##### Source data

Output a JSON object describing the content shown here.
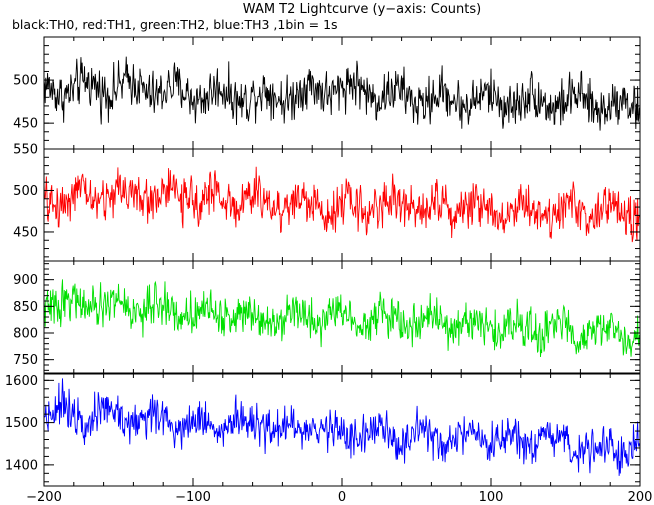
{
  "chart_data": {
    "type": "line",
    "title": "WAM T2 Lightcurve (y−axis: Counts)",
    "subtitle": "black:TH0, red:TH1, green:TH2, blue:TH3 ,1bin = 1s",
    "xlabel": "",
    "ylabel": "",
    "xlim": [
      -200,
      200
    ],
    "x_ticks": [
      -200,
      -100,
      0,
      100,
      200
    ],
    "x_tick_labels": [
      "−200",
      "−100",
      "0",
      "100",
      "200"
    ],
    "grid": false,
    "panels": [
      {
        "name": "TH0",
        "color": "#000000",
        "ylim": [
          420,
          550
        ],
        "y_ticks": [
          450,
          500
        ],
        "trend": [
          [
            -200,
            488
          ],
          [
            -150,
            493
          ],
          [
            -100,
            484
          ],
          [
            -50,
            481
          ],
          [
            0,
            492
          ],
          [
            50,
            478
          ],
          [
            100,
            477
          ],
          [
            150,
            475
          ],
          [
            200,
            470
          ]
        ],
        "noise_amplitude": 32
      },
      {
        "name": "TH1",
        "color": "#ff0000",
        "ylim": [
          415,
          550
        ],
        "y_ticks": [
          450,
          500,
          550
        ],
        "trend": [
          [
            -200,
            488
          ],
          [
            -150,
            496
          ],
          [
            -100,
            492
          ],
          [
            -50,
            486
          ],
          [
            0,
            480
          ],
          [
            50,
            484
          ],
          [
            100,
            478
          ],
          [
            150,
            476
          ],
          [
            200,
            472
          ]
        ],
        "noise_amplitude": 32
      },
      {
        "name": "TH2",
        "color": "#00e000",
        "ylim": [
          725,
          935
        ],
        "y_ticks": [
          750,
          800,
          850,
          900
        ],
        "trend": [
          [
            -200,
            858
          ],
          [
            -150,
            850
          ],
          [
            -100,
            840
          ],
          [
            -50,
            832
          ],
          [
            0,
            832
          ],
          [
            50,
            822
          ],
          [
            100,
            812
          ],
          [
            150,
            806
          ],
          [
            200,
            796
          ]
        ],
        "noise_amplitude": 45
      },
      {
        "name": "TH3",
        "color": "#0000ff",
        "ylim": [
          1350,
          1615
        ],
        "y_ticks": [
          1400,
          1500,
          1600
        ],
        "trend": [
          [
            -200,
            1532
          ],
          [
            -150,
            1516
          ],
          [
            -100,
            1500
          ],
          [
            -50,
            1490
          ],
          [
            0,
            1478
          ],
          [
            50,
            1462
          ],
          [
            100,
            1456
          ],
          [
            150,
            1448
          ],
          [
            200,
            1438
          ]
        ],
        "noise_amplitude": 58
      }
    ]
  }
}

##########

### Goal
Each line of the data should be quoted exactly, with pictures left out.

### Result for this exercise
Output a JSON object describing the content shown here.
{
  "chart_data": {
    "type": "line",
    "title": "WAM T2 Lightcurve (y−axis: Counts)",
    "subtitle": "black:TH0, red:TH1, green:TH2, blue:TH3 ,1bin = 1s",
    "xlabel": "",
    "ylabel": "",
    "xlim": [
      -200,
      200
    ],
    "x_ticks": [
      -200,
      -100,
      0,
      100,
      200
    ],
    "x_tick_labels": [
      "−200",
      "−100",
      "0",
      "100",
      "200"
    ],
    "grid": false,
    "panels": [
      {
        "name": "TH0",
        "color": "#000000",
        "ylim": [
          420,
          550
        ],
        "y_ticks": [
          450,
          500
        ],
        "trend": [
          [
            -200,
            488
          ],
          [
            -150,
            493
          ],
          [
            -100,
            484
          ],
          [
            -50,
            481
          ],
          [
            0,
            492
          ],
          [
            50,
            478
          ],
          [
            100,
            477
          ],
          [
            150,
            475
          ],
          [
            200,
            470
          ]
        ],
        "noise_amplitude": 32
      },
      {
        "name": "TH1",
        "color": "#ff0000",
        "ylim": [
          415,
          550
        ],
        "y_ticks": [
          450,
          500,
          550
        ],
        "trend": [
          [
            -200,
            488
          ],
          [
            -150,
            496
          ],
          [
            -100,
            492
          ],
          [
            -50,
            486
          ],
          [
            0,
            480
          ],
          [
            50,
            484
          ],
          [
            100,
            478
          ],
          [
            150,
            476
          ],
          [
            200,
            472
          ]
        ],
        "noise_amplitude": 32
      },
      {
        "name": "TH2",
        "color": "#00e000",
        "ylim": [
          725,
          935
        ],
        "y_ticks": [
          750,
          800,
          850,
          900
        ],
        "trend": [
          [
            -200,
            858
          ],
          [
            -150,
            850
          ],
          [
            -100,
            840
          ],
          [
            -50,
            832
          ],
          [
            0,
            832
          ],
          [
            50,
            822
          ],
          [
            100,
            812
          ],
          [
            150,
            806
          ],
          [
            200,
            796
          ]
        ],
        "noise_amplitude": 45
      },
      {
        "name": "TH3",
        "color": "#0000ff",
        "ylim": [
          1350,
          1615
        ],
        "y_ticks": [
          1400,
          1500,
          1600
        ],
        "trend": [
          [
            -200,
            1532
          ],
          [
            -150,
            1516
          ],
          [
            -100,
            1500
          ],
          [
            -50,
            1490
          ],
          [
            0,
            1478
          ],
          [
            50,
            1462
          ],
          [
            100,
            1456
          ],
          [
            150,
            1448
          ],
          [
            200,
            1438
          ]
        ],
        "noise_amplitude": 58
      }
    ]
  }
}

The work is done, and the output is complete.